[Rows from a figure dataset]
— begin —

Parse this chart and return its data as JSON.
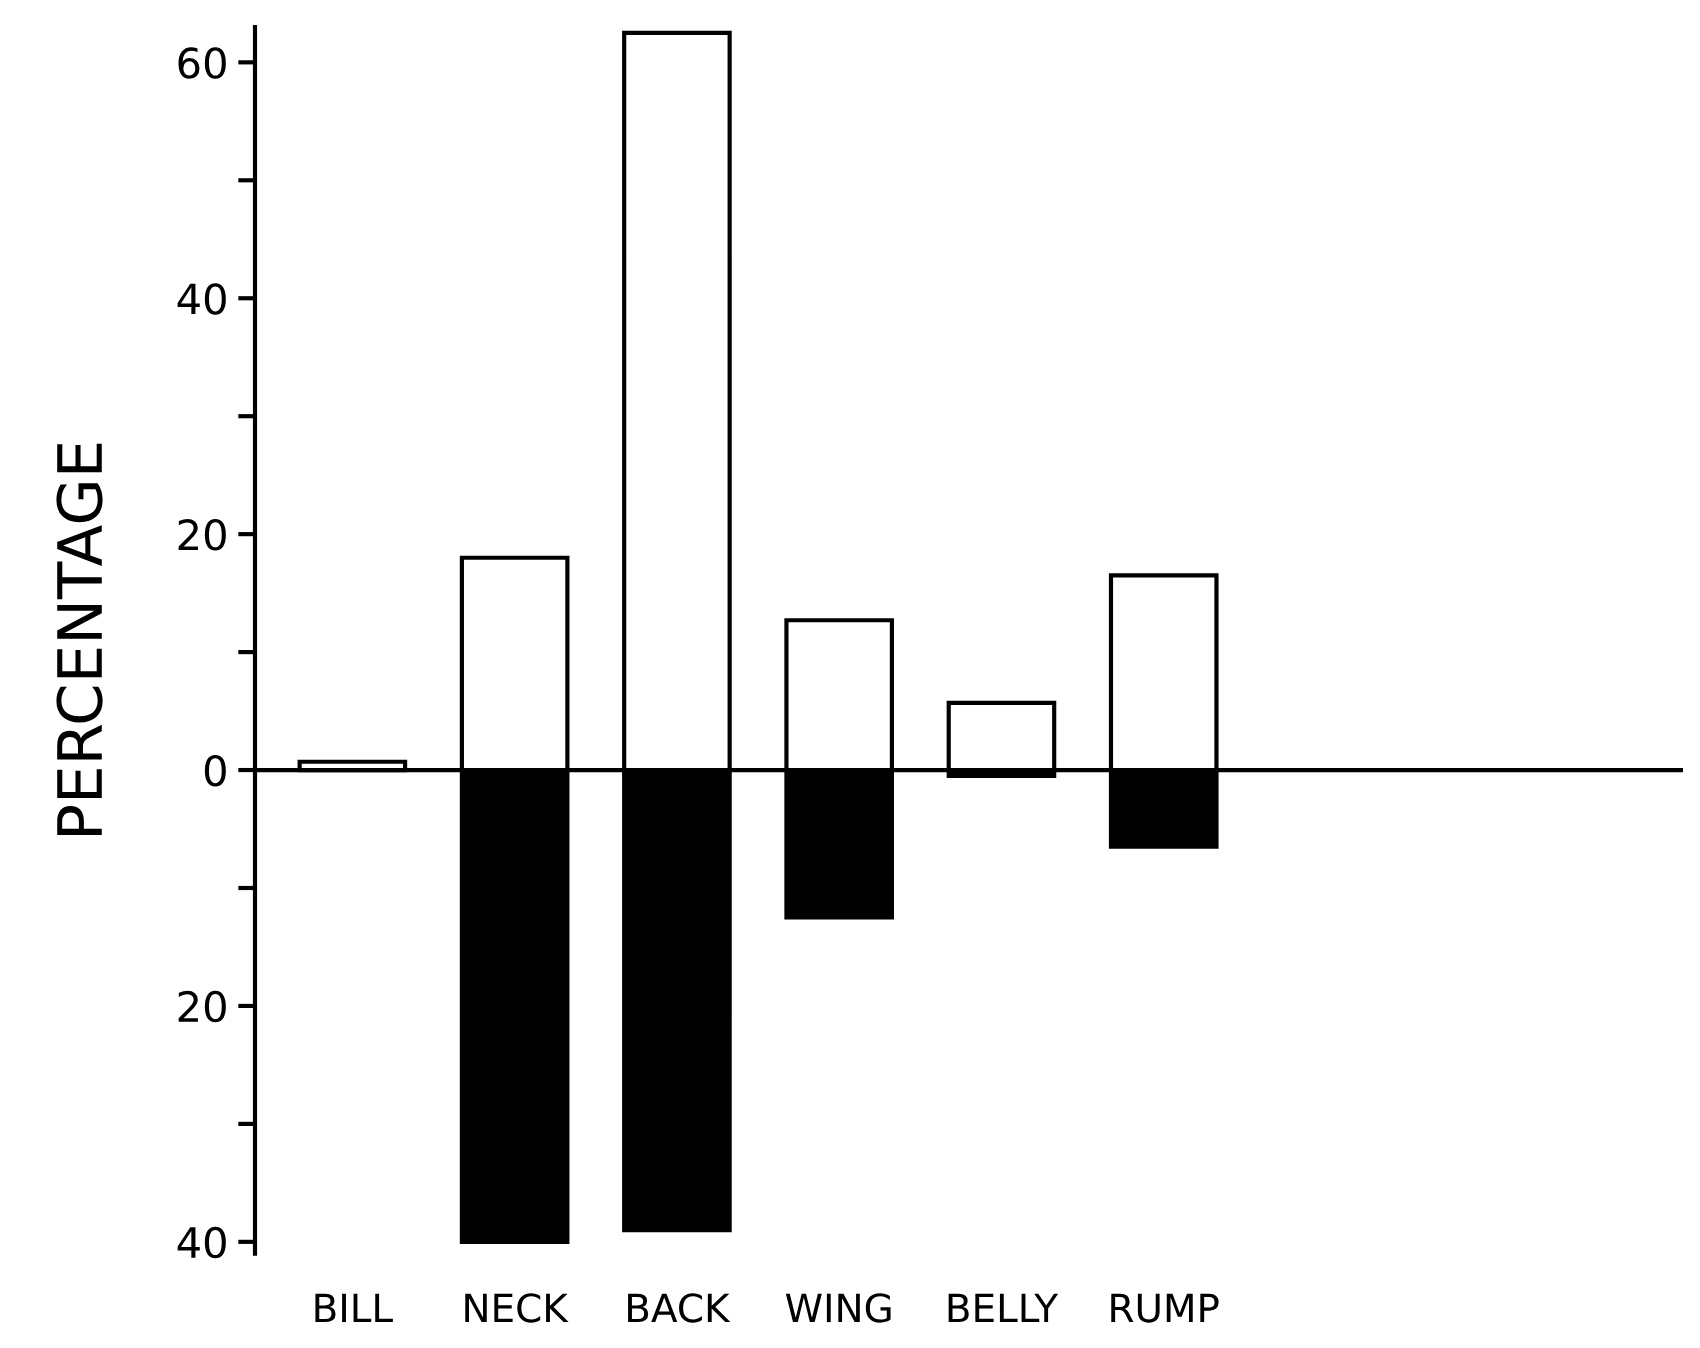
{
  "chart_data": {
    "type": "bar",
    "stacked": true,
    "ylabel": "PERCENTAGE",
    "categories": [
      "BILL",
      "NECK",
      "BACK",
      "WING",
      "BELLY",
      "RUMP"
    ],
    "series": [
      {
        "color": "#ffffff",
        "values": [
          0.7,
          18,
          62.5,
          12.7,
          5.7,
          16.5
        ]
      },
      {
        "color": "#000000",
        "values": [
          null,
          -40,
          -39,
          -12.5,
          -0.5,
          -6.5
        ]
      }
    ],
    "ylim": [
      -41,
      63
    ],
    "yticks": [
      {
        "value": -40,
        "label": "40"
      },
      {
        "value": -30,
        "label": null
      },
      {
        "value": -20,
        "label": "20"
      },
      {
        "value": -10,
        "label": null
      },
      0,
      {
        "value": 10,
        "label": null
      },
      20,
      {
        "value": 30,
        "label": null
      },
      40,
      {
        "value": 50,
        "label": null
      },
      60
    ],
    "ref_lines": [
      {
        "axis": "y",
        "value": 0,
        "color": "#000000"
      }
    ],
    "grid": false,
    "legend": false
  }
}
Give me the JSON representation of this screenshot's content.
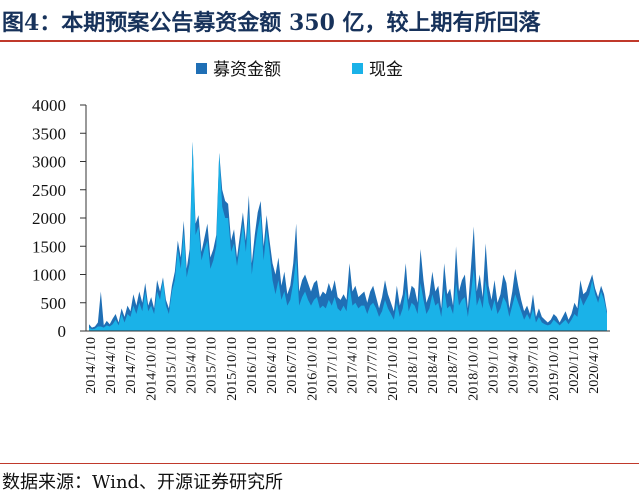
{
  "title": "图4：本期预案公告募资金额 350 亿，较上期有所回落",
  "source": "数据来源：Wind、开源证券研究所",
  "colors": {
    "fundraise": "#1f6fb5",
    "cash": "#1ab2e8",
    "title": "#17325b",
    "rule": "#c0392b"
  },
  "chart_data": {
    "type": "area",
    "title": "图4：本期预案公告募资金额 350 亿，较上期有所回落",
    "xlabel": "",
    "ylabel": "",
    "ylim": [
      0,
      4000
    ],
    "yticks": [
      "4000",
      "3500",
      "3000",
      "2500",
      "2000",
      "1500",
      "1000",
      "500",
      "0"
    ],
    "ytick_values": [
      4000,
      3500,
      3000,
      2500,
      2000,
      1500,
      1000,
      500,
      0
    ],
    "xtick_labels": [
      "2014/1/10",
      "2014/4/10",
      "2014/7/10",
      "2014/10/10",
      "2015/1/10",
      "2015/4/10",
      "2015/7/10",
      "2015/10/10",
      "2016/1/10",
      "2016/4/10",
      "2016/7/10",
      "2016/10/10",
      "2017/1/10",
      "2017/4/10",
      "2017/7/10",
      "2017/10/10",
      "2018/1/10",
      "2018/4/10",
      "2018/7/10",
      "2018/10/10",
      "2019/1/10",
      "2019/4/10",
      "2019/7/10",
      "2019/10/10",
      "2020/1/10",
      "2020/4/10"
    ],
    "legend": {
      "position": "top-center"
    },
    "grid": false,
    "series": [
      {
        "name": "募资金额",
        "color": "#1f6fb5",
        "values": [
          120,
          60,
          80,
          150,
          700,
          100,
          180,
          120,
          220,
          300,
          150,
          400,
          250,
          450,
          350,
          650,
          450,
          700,
          500,
          850,
          450,
          600,
          400,
          900,
          700,
          950,
          550,
          400,
          800,
          1050,
          1600,
          1300,
          1950,
          1100,
          1450,
          3350,
          1900,
          2050,
          1400,
          1650,
          1900,
          1300,
          1450,
          1700,
          3150,
          2500,
          2300,
          2250,
          1600,
          1800,
          1300,
          1700,
          2100,
          1600,
          2400,
          1200,
          1700,
          2100,
          2300,
          1500,
          2050,
          1600,
          1200,
          1000,
          1300,
          800,
          1050,
          650,
          800,
          1200,
          1900,
          700,
          900,
          1000,
          850,
          700,
          850,
          900,
          600,
          700,
          650,
          850,
          700,
          900,
          600,
          550,
          650,
          550,
          1200,
          700,
          800,
          600,
          650,
          700,
          500,
          700,
          800,
          600,
          400,
          600,
          900,
          650,
          500,
          350,
          800,
          450,
          650,
          1200,
          550,
          800,
          750,
          500,
          1450,
          900,
          500,
          650,
          1050,
          700,
          800,
          400,
          1200,
          650,
          750,
          450,
          1500,
          700,
          900,
          1000,
          400,
          1100,
          1850,
          700,
          1000,
          600,
          1550,
          800,
          550,
          900,
          500,
          650,
          1000,
          850,
          400,
          700,
          1100,
          800,
          550,
          350,
          450,
          300,
          650,
          250,
          400,
          250,
          200,
          150,
          200,
          300,
          250,
          150,
          250,
          350,
          200,
          300,
          500,
          400,
          900,
          650,
          700,
          850,
          1000,
          750,
          600,
          800,
          650,
          350
        ]
      },
      {
        "name": "现金",
        "color": "#1ab2e8",
        "values": [
          60,
          30,
          40,
          80,
          80,
          60,
          100,
          80,
          120,
          200,
          100,
          300,
          150,
          300,
          250,
          450,
          300,
          500,
          350,
          700,
          350,
          450,
          300,
          700,
          550,
          900,
          450,
          300,
          700,
          900,
          1450,
          1100,
          1750,
          950,
          1200,
          3350,
          1700,
          1850,
          1250,
          1450,
          1600,
          1100,
          1250,
          1500,
          3150,
          2200,
          2000,
          2000,
          1400,
          1550,
          1150,
          1500,
          1900,
          1400,
          2100,
          1000,
          1450,
          1800,
          2050,
          1250,
          1800,
          1400,
          900,
          650,
          900,
          550,
          700,
          450,
          550,
          850,
          1300,
          450,
          600,
          700,
          550,
          450,
          550,
          600,
          400,
          450,
          400,
          550,
          450,
          600,
          400,
          350,
          450,
          350,
          800,
          450,
          500,
          400,
          450,
          450,
          300,
          450,
          500,
          400,
          250,
          350,
          550,
          400,
          300,
          200,
          500,
          250,
          400,
          750,
          350,
          500,
          450,
          300,
          850,
          550,
          300,
          400,
          650,
          450,
          500,
          250,
          750,
          400,
          450,
          300,
          850,
          450,
          550,
          600,
          250,
          650,
          1100,
          450,
          600,
          400,
          900,
          500,
          350,
          550,
          300,
          400,
          600,
          500,
          250,
          450,
          650,
          500,
          350,
          200,
          300,
          200,
          400,
          150,
          250,
          150,
          120,
          100,
          120,
          200,
          150,
          100,
          150,
          200,
          120,
          200,
          300,
          250,
          600,
          450,
          550,
          650,
          900,
          650,
          500,
          700,
          550,
          300
        ]
      }
    ]
  }
}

— end —

Copy every record above exactly as written, but leave out the pictures.

▶ Right answer
Parse this chart and return its data as JSON.
{
  "chart_data": {
    "type": "bar",
    "stacked": true,
    "ylabel": "PERCENTAGE",
    "categories": [
      "BILL",
      "NECK",
      "BACK",
      "WING",
      "BELLY",
      "RUMP"
    ],
    "series": [
      {
        "color": "#ffffff",
        "values": [
          0.7,
          18,
          62.5,
          12.7,
          5.7,
          16.5
        ]
      },
      {
        "color": "#000000",
        "values": [
          null,
          -40,
          -39,
          -12.5,
          -0.5,
          -6.5
        ]
      }
    ],
    "ylim": [
      -41,
      63
    ],
    "yticks": [
      {
        "value": -40,
        "label": "40"
      },
      {
        "value": -30,
        "label": null
      },
      {
        "value": -20,
        "label": "20"
      },
      {
        "value": -10,
        "label": null
      },
      0,
      {
        "value": 10,
        "label": null
      },
      20,
      {
        "value": 30,
        "label": null
      },
      40,
      {
        "value": 50,
        "label": null
      },
      60
    ],
    "ref_lines": [
      {
        "axis": "y",
        "value": 0,
        "color": "#000000"
      }
    ],
    "grid": false,
    "legend": false
  }
}
Give me the JSON representation of this screenshot's content.
{
  "title": "图4：本期预案公告募资金额 350 亿，较上期有所回落",
  "source": "数据来源：Wind、开源证券研究所",
  "colors": {
    "fundraise": "#1f6fb5",
    "cash": "#1ab2e8",
    "title": "#17325b",
    "rule": "#c0392b"
  },
  "chart_data": {
    "type": "area",
    "title": "图4：本期预案公告募资金额 350 亿，较上期有所回落",
    "xlabel": "",
    "ylabel": "",
    "ylim": [
      0,
      4000
    ],
    "yticks": [
      "4000",
      "3500",
      "3000",
      "2500",
      "2000",
      "1500",
      "1000",
      "500",
      "0"
    ],
    "ytick_values": [
      4000,
      3500,
      3000,
      2500,
      2000,
      1500,
      1000,
      500,
      0
    ],
    "xtick_labels": [
      "2014/1/10",
      "2014/4/10",
      "2014/7/10",
      "2014/10/10",
      "2015/1/10",
      "2015/4/10",
      "2015/7/10",
      "2015/10/10",
      "2016/1/10",
      "2016/4/10",
      "2016/7/10",
      "2016/10/10",
      "2017/1/10",
      "2017/4/10",
      "2017/7/10",
      "2017/10/10",
      "2018/1/10",
      "2018/4/10",
      "2018/7/10",
      "2018/10/10",
      "2019/1/10",
      "2019/4/10",
      "2019/7/10",
      "2019/10/10",
      "2020/1/10",
      "2020/4/10"
    ],
    "legend": {
      "position": "top-center"
    },
    "grid": false,
    "series": [
      {
        "name": "募资金额",
        "color": "#1f6fb5",
        "values": [
          120,
          60,
          80,
          150,
          700,
          100,
          180,
          120,
          220,
          300,
          150,
          400,
          250,
          450,
          350,
          650,
          450,
          700,
          500,
          850,
          450,
          600,
          400,
          900,
          700,
          950,
          550,
          400,
          800,
          1050,
          1600,
          1300,
          1950,
          1100,
          1450,
          3350,
          1900,
          2050,
          1400,
          1650,
          1900,
          1300,
          1450,
          1700,
          3150,
          2500,
          2300,
          2250,
          1600,
          1800,
          1300,
          1700,
          2100,
          1600,
          2400,
          1200,
          1700,
          2100,
          2300,
          1500,
          2050,
          1600,
          1200,
          1000,
          1300,
          800,
          1050,
          650,
          800,
          1200,
          1900,
          700,
          900,
          1000,
          850,
          700,
          850,
          900,
          600,
          700,
          650,
          850,
          700,
          900,
          600,
          550,
          650,
          550,
          1200,
          700,
          800,
          600,
          650,
          700,
          500,
          700,
          800,
          600,
          400,
          600,
          900,
          650,
          500,
          350,
          800,
          450,
          650,
          1200,
          550,
          800,
          750,
          500,
          1450,
          900,
          500,
          650,
          1050,
          700,
          800,
          400,
          1200,
          650,
          750,
          450,
          1500,
          700,
          900,
          1000,
          400,
          1100,
          1850,
          700,
          1000,
          600,
          1550,
          800,
          550,
          900,
          500,
          650,
          1000,
          850,
          400,
          700,
          1100,
          800,
          550,
          350,
          450,
          300,
          650,
          250,
          400,
          250,
          200,
          150,
          200,
          300,
          250,
          150,
          250,
          350,
          200,
          300,
          500,
          400,
          900,
          650,
          700,
          850,
          1000,
          750,
          600,
          800,
          650,
          350
        ]
      },
      {
        "name": "现金",
        "color": "#1ab2e8",
        "values": [
          60,
          30,
          40,
          80,
          80,
          60,
          100,
          80,
          120,
          200,
          100,
          300,
          150,
          300,
          250,
          450,
          300,
          500,
          350,
          700,
          350,
          450,
          300,
          700,
          550,
          900,
          450,
          300,
          700,
          900,
          1450,
          1100,
          1750,
          950,
          1200,
          3350,
          1700,
          1850,
          1250,
          1450,
          1600,
          1100,
          1250,
          1500,
          3150,
          2200,
          2000,
          2000,
          1400,
          1550,
          1150,
          1500,
          1900,
          1400,
          2100,
          1000,
          1450,
          1800,
          2050,
          1250,
          1800,
          1400,
          900,
          650,
          900,
          550,
          700,
          450,
          550,
          850,
          1300,
          450,
          600,
          700,
          550,
          450,
          550,
          600,
          400,
          450,
          400,
          550,
          450,
          600,
          400,
          350,
          450,
          350,
          800,
          450,
          500,
          400,
          450,
          450,
          300,
          450,
          500,
          400,
          250,
          350,
          550,
          400,
          300,
          200,
          500,
          250,
          400,
          750,
          350,
          500,
          450,
          300,
          850,
          550,
          300,
          400,
          650,
          450,
          500,
          250,
          750,
          400,
          450,
          300,
          850,
          450,
          550,
          600,
          250,
          650,
          1100,
          450,
          600,
          400,
          900,
          500,
          350,
          550,
          300,
          400,
          600,
          500,
          250,
          450,
          650,
          500,
          350,
          200,
          300,
          200,
          400,
          150,
          250,
          150,
          120,
          100,
          120,
          200,
          150,
          100,
          150,
          200,
          120,
          200,
          300,
          250,
          600,
          450,
          550,
          650,
          900,
          650,
          500,
          700,
          550,
          300
        ]
      }
    ]
  }
}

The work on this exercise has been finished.